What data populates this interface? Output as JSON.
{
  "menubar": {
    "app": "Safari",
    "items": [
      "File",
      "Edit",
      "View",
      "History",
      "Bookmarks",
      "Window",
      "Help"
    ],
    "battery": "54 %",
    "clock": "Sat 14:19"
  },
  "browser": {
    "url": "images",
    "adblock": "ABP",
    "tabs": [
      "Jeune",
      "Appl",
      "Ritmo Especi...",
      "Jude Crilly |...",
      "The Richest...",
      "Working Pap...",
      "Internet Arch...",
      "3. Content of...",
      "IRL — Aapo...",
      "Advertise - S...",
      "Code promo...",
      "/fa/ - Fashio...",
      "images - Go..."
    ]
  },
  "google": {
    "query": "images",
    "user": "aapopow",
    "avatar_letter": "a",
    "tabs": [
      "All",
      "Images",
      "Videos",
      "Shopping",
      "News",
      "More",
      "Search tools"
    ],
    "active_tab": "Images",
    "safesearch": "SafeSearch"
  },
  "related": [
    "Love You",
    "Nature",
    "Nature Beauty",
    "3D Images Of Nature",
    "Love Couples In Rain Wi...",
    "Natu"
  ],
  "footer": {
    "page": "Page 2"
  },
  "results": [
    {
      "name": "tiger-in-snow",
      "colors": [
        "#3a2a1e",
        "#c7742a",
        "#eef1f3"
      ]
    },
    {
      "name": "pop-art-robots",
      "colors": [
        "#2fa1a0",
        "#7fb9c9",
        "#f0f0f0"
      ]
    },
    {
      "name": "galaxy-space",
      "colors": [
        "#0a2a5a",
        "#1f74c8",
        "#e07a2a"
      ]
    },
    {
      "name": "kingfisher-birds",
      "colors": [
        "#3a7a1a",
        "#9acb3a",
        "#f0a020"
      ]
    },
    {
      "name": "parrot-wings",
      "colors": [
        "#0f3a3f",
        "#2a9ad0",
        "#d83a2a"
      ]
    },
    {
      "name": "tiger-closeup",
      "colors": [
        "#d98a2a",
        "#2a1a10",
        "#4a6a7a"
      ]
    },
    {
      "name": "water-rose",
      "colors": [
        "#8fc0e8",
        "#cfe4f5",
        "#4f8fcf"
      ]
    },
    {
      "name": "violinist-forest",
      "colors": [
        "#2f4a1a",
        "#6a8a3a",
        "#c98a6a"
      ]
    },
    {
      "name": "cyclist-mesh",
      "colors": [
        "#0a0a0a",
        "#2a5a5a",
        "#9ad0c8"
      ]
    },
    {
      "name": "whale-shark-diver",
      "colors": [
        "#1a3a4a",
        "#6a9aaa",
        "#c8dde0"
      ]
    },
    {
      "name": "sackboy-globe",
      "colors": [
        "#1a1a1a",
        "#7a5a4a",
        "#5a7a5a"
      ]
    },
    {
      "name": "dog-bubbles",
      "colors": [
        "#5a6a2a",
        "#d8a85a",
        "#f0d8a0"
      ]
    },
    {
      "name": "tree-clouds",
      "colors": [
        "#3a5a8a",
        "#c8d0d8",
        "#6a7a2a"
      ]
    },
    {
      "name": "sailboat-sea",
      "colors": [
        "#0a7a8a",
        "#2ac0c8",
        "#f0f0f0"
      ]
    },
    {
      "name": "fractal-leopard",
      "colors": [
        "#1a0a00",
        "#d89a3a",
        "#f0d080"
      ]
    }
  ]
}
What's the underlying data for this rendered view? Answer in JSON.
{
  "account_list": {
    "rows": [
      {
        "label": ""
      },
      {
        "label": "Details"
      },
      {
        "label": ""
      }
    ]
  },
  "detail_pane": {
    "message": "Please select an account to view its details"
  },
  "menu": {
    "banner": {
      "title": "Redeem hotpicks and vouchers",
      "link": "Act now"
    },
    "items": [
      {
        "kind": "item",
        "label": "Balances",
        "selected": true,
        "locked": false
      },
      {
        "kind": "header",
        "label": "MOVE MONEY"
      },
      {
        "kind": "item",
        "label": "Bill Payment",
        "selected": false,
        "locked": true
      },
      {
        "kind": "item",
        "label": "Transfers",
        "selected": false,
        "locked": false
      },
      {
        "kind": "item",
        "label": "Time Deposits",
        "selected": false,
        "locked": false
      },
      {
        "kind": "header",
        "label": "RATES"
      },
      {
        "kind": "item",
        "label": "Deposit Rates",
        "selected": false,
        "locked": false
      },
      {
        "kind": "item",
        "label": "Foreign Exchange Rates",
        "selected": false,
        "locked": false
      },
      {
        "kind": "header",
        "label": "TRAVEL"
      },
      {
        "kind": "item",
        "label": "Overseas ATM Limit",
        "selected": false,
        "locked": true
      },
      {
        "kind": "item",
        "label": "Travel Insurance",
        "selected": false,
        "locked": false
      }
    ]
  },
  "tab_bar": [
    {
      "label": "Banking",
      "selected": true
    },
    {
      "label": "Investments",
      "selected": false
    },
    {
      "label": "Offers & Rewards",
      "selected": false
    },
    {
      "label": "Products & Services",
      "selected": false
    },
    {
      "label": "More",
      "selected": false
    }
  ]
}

- **TASK DESCRIPTION**
Isolate the lines that hold the word "tiger" and copy all of them.

- **TASK RESULT**
      "name": "tiger-in-snow",
      "name": "tiger-closeup",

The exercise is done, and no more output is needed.